Stated exercise
The entries below contain pictures. Retype everything except those pictures, exactly as given.

Data
_ _ _ _ _ _ _

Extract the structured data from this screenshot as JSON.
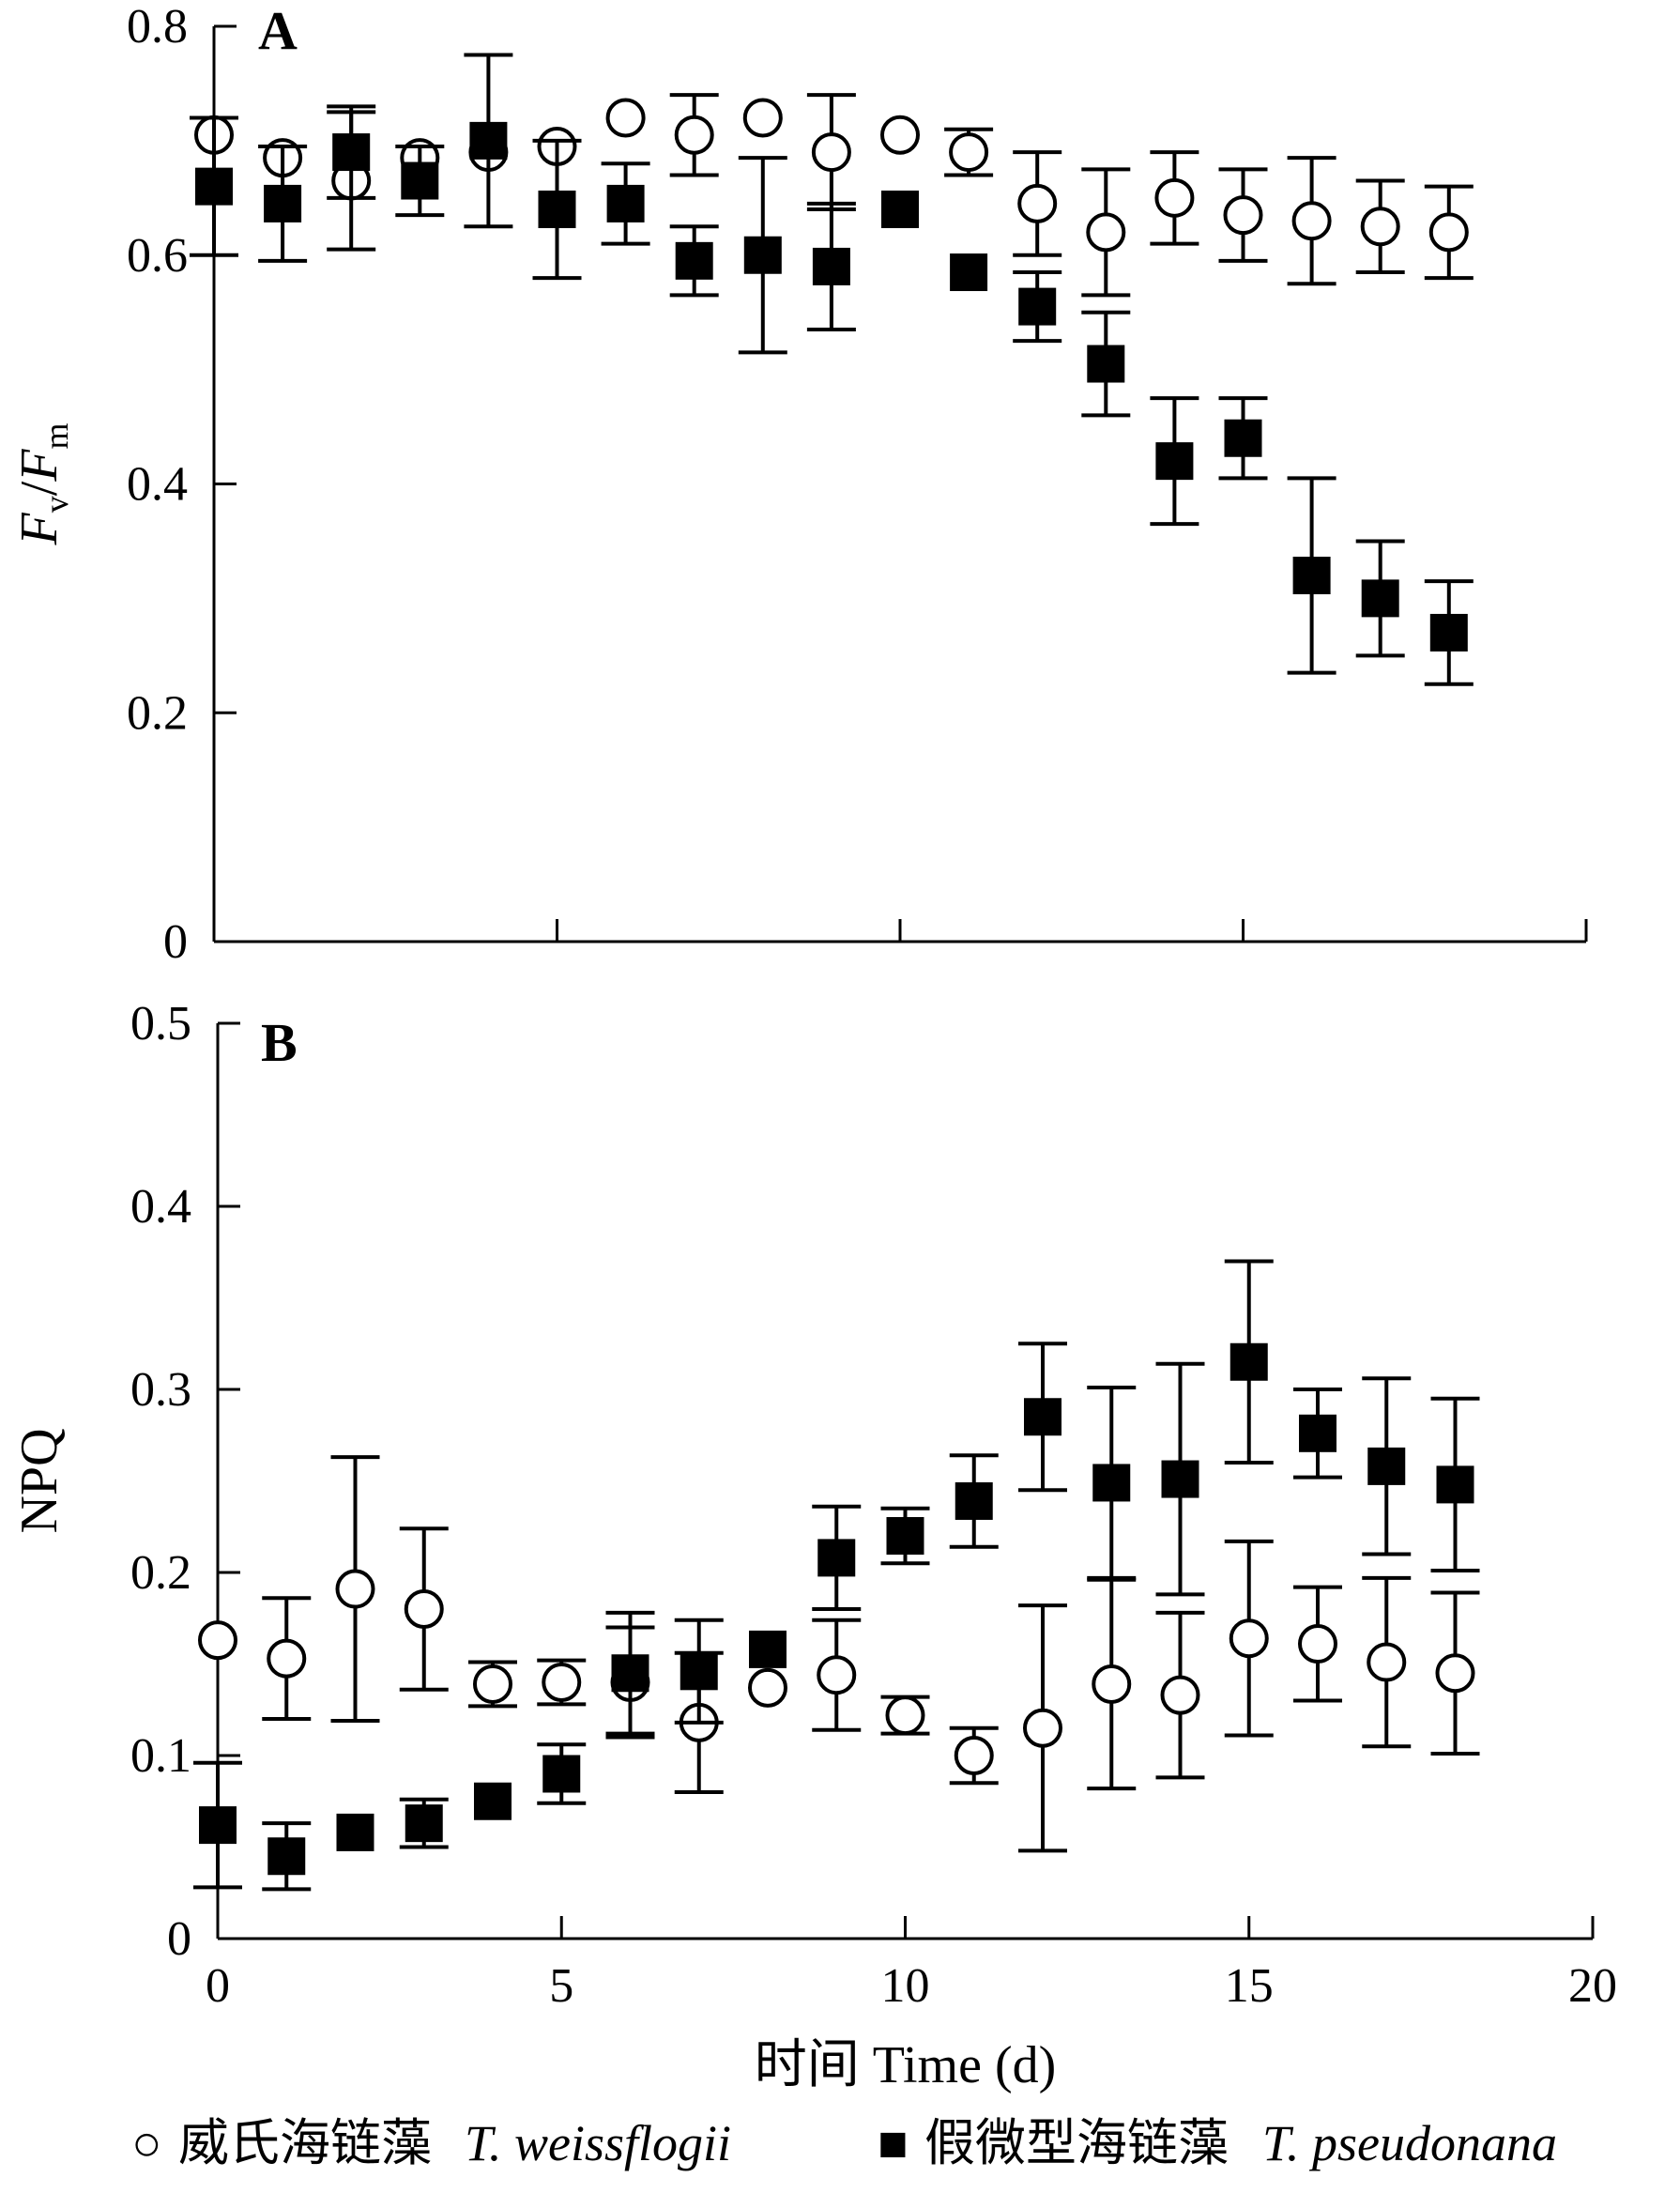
{
  "chart_data": [
    {
      "type": "scatter",
      "panel_label": "A",
      "ylabel": "Fv/Fm",
      "xlabel": "",
      "xlim": [
        0,
        20
      ],
      "ylim": [
        0,
        0.8
      ],
      "xticks": [
        0,
        5,
        10,
        15,
        20
      ],
      "yticks": [
        0,
        0.2,
        0.4,
        0.6,
        0.8
      ],
      "ytick_labels": [
        "0",
        "0.2",
        "0.4",
        "0.6",
        "0.8"
      ],
      "xtick_labels_shown": false,
      "grid": false,
      "series": [
        {
          "name": "威氏海链藻 T. weissflogii",
          "marker": "open-circle",
          "x": [
            0,
            1,
            2,
            3,
            4,
            5,
            6,
            7,
            8,
            9,
            10,
            11,
            12,
            13,
            14,
            15,
            16,
            17,
            18
          ],
          "y": [
            0.705,
            0.685,
            0.665,
            0.685,
            0.69,
            0.695,
            0.72,
            0.705,
            0.72,
            0.69,
            0.705,
            0.69,
            0.645,
            0.62,
            0.65,
            0.635,
            0.63,
            0.625,
            0.62
          ],
          "err": [
            0.0,
            0.0,
            0.06,
            0.0,
            0.0,
            0.0,
            0.0,
            0.035,
            0.0,
            0.05,
            0.0,
            0.02,
            0.045,
            0.055,
            0.04,
            0.04,
            0.055,
            0.04,
            0.04
          ]
        },
        {
          "name": "假微型海链藻 T. pseudonana",
          "marker": "filled-square",
          "x": [
            0,
            1,
            2,
            3,
            4,
            5,
            6,
            7,
            8,
            9,
            10,
            11,
            12,
            13,
            14,
            15,
            16,
            17,
            18
          ],
          "y": [
            0.66,
            0.645,
            0.69,
            0.665,
            0.7,
            0.64,
            0.645,
            0.595,
            0.6,
            0.59,
            0.64,
            0.585,
            0.555,
            0.505,
            0.42,
            0.44,
            0.32,
            0.3,
            0.27
          ],
          "err": [
            0.06,
            0.05,
            0.04,
            0.03,
            0.075,
            0.06,
            0.035,
            0.03,
            0.085,
            0.055,
            0.0,
            0.0,
            0.03,
            0.045,
            0.055,
            0.035,
            0.085,
            0.05,
            0.045
          ]
        }
      ]
    },
    {
      "type": "scatter",
      "panel_label": "B",
      "ylabel": "NPQ",
      "xlabel": "时间 Time (d)",
      "xlim": [
        0,
        20
      ],
      "ylim": [
        0,
        0.5
      ],
      "xticks": [
        0,
        5,
        10,
        15,
        20
      ],
      "xtick_labels": [
        "0",
        "5",
        "10",
        "15",
        "20"
      ],
      "yticks": [
        0,
        0.1,
        0.2,
        0.3,
        0.4,
        0.5
      ],
      "ytick_labels": [
        "0",
        "0.1",
        "0.2",
        "0.3",
        "0.4",
        "0.5"
      ],
      "grid": false,
      "series": [
        {
          "name": "威氏海链藻 T. weissflogii",
          "marker": "open-circle",
          "x": [
            0,
            1,
            2,
            3,
            4,
            5,
            6,
            7,
            8,
            9,
            10,
            11,
            12,
            13,
            14,
            15,
            16,
            17,
            18
          ],
          "y": [
            0.163,
            0.153,
            0.191,
            0.18,
            0.139,
            0.14,
            0.14,
            0.118,
            0.137,
            0.144,
            0.122,
            0.1,
            0.115,
            0.139,
            0.133,
            0.164,
            0.161,
            0.151,
            0.145
          ],
          "err": [
            0.0,
            0.033,
            0.072,
            0.044,
            0.012,
            0.012,
            0.03,
            0.038,
            0.0,
            0.03,
            0.01,
            0.015,
            0.067,
            0.057,
            0.045,
            0.053,
            0.031,
            0.046,
            0.044
          ]
        },
        {
          "name": "假微型海链藻 T. pseudonana",
          "marker": "filled-square",
          "x": [
            0,
            1,
            2,
            3,
            4,
            5,
            6,
            7,
            8,
            9,
            10,
            11,
            12,
            13,
            14,
            15,
            16,
            17,
            18
          ],
          "y": [
            0.062,
            0.045,
            0.058,
            0.063,
            0.075,
            0.09,
            0.145,
            0.146,
            0.158,
            0.208,
            0.22,
            0.239,
            0.285,
            0.249,
            0.251,
            0.315,
            0.276,
            0.258,
            0.248
          ],
          "err": [
            0.034,
            0.018,
            0.0,
            0.013,
            0.0,
            0.016,
            0.033,
            0.028,
            0.0,
            0.028,
            0.015,
            0.025,
            0.04,
            0.052,
            0.063,
            0.055,
            0.024,
            0.048,
            0.047
          ]
        }
      ]
    }
  ],
  "legend": {
    "placement": "bottom",
    "items": [
      {
        "symbol": "○",
        "label_cn": "威氏海链藻",
        "label_latin": "T. weissflogii"
      },
      {
        "symbol": "■",
        "label_cn": "假微型海链藻",
        "label_latin": "T. pseudonana"
      }
    ]
  }
}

_ _ _ _ _ _ _

Task solution
Extract the structured data from this screenshot as JSON.
{
  "chart_data": [
    {
      "type": "scatter",
      "panel_label": "A",
      "ylabel": "Fv/Fm",
      "xlabel": "",
      "xlim": [
        0,
        20
      ],
      "ylim": [
        0,
        0.8
      ],
      "xticks": [
        0,
        5,
        10,
        15,
        20
      ],
      "yticks": [
        0,
        0.2,
        0.4,
        0.6,
        0.8
      ],
      "ytick_labels": [
        "0",
        "0.2",
        "0.4",
        "0.6",
        "0.8"
      ],
      "xtick_labels_shown": false,
      "grid": false,
      "series": [
        {
          "name": "威氏海链藻 T. weissflogii",
          "marker": "open-circle",
          "x": [
            0,
            1,
            2,
            3,
            4,
            5,
            6,
            7,
            8,
            9,
            10,
            11,
            12,
            13,
            14,
            15,
            16,
            17,
            18
          ],
          "y": [
            0.705,
            0.685,
            0.665,
            0.685,
            0.69,
            0.695,
            0.72,
            0.705,
            0.72,
            0.69,
            0.705,
            0.69,
            0.645,
            0.62,
            0.65,
            0.635,
            0.63,
            0.625,
            0.62
          ],
          "err": [
            0.0,
            0.0,
            0.06,
            0.0,
            0.0,
            0.0,
            0.0,
            0.035,
            0.0,
            0.05,
            0.0,
            0.02,
            0.045,
            0.055,
            0.04,
            0.04,
            0.055,
            0.04,
            0.04
          ]
        },
        {
          "name": "假微型海链藻 T. pseudonana",
          "marker": "filled-square",
          "x": [
            0,
            1,
            2,
            3,
            4,
            5,
            6,
            7,
            8,
            9,
            10,
            11,
            12,
            13,
            14,
            15,
            16,
            17,
            18
          ],
          "y": [
            0.66,
            0.645,
            0.69,
            0.665,
            0.7,
            0.64,
            0.645,
            0.595,
            0.6,
            0.59,
            0.64,
            0.585,
            0.555,
            0.505,
            0.42,
            0.44,
            0.32,
            0.3,
            0.27
          ],
          "err": [
            0.06,
            0.05,
            0.04,
            0.03,
            0.075,
            0.06,
            0.035,
            0.03,
            0.085,
            0.055,
            0.0,
            0.0,
            0.03,
            0.045,
            0.055,
            0.035,
            0.085,
            0.05,
            0.045
          ]
        }
      ]
    },
    {
      "type": "scatter",
      "panel_label": "B",
      "ylabel": "NPQ",
      "xlabel": "时间 Time (d)",
      "xlim": [
        0,
        20
      ],
      "ylim": [
        0,
        0.5
      ],
      "xticks": [
        0,
        5,
        10,
        15,
        20
      ],
      "xtick_labels": [
        "0",
        "5",
        "10",
        "15",
        "20"
      ],
      "yticks": [
        0,
        0.1,
        0.2,
        0.3,
        0.4,
        0.5
      ],
      "ytick_labels": [
        "0",
        "0.1",
        "0.2",
        "0.3",
        "0.4",
        "0.5"
      ],
      "grid": false,
      "series": [
        {
          "name": "威氏海链藻 T. weissflogii",
          "marker": "open-circle",
          "x": [
            0,
            1,
            2,
            3,
            4,
            5,
            6,
            7,
            8,
            9,
            10,
            11,
            12,
            13,
            14,
            15,
            16,
            17,
            18
          ],
          "y": [
            0.163,
            0.153,
            0.191,
            0.18,
            0.139,
            0.14,
            0.14,
            0.118,
            0.137,
            0.144,
            0.122,
            0.1,
            0.115,
            0.139,
            0.133,
            0.164,
            0.161,
            0.151,
            0.145
          ],
          "err": [
            0.0,
            0.033,
            0.072,
            0.044,
            0.012,
            0.012,
            0.03,
            0.038,
            0.0,
            0.03,
            0.01,
            0.015,
            0.067,
            0.057,
            0.045,
            0.053,
            0.031,
            0.046,
            0.044
          ]
        },
        {
          "name": "假微型海链藻 T. pseudonana",
          "marker": "filled-square",
          "x": [
            0,
            1,
            2,
            3,
            4,
            5,
            6,
            7,
            8,
            9,
            10,
            11,
            12,
            13,
            14,
            15,
            16,
            17,
            18
          ],
          "y": [
            0.062,
            0.045,
            0.058,
            0.063,
            0.075,
            0.09,
            0.145,
            0.146,
            0.158,
            0.208,
            0.22,
            0.239,
            0.285,
            0.249,
            0.251,
            0.315,
            0.276,
            0.258,
            0.248
          ],
          "err": [
            0.034,
            0.018,
            0.0,
            0.013,
            0.0,
            0.016,
            0.033,
            0.028,
            0.0,
            0.028,
            0.015,
            0.025,
            0.04,
            0.052,
            0.063,
            0.055,
            0.024,
            0.048,
            0.047
          ]
        }
      ]
    }
  ],
  "legend": {
    "placement": "bottom",
    "items": [
      {
        "symbol": "○",
        "label_cn": "威氏海链藻",
        "label_latin": "T. weissflogii"
      },
      {
        "symbol": "■",
        "label_cn": "假微型海链藻",
        "label_latin": "T. pseudonana"
      }
    ]
  }
}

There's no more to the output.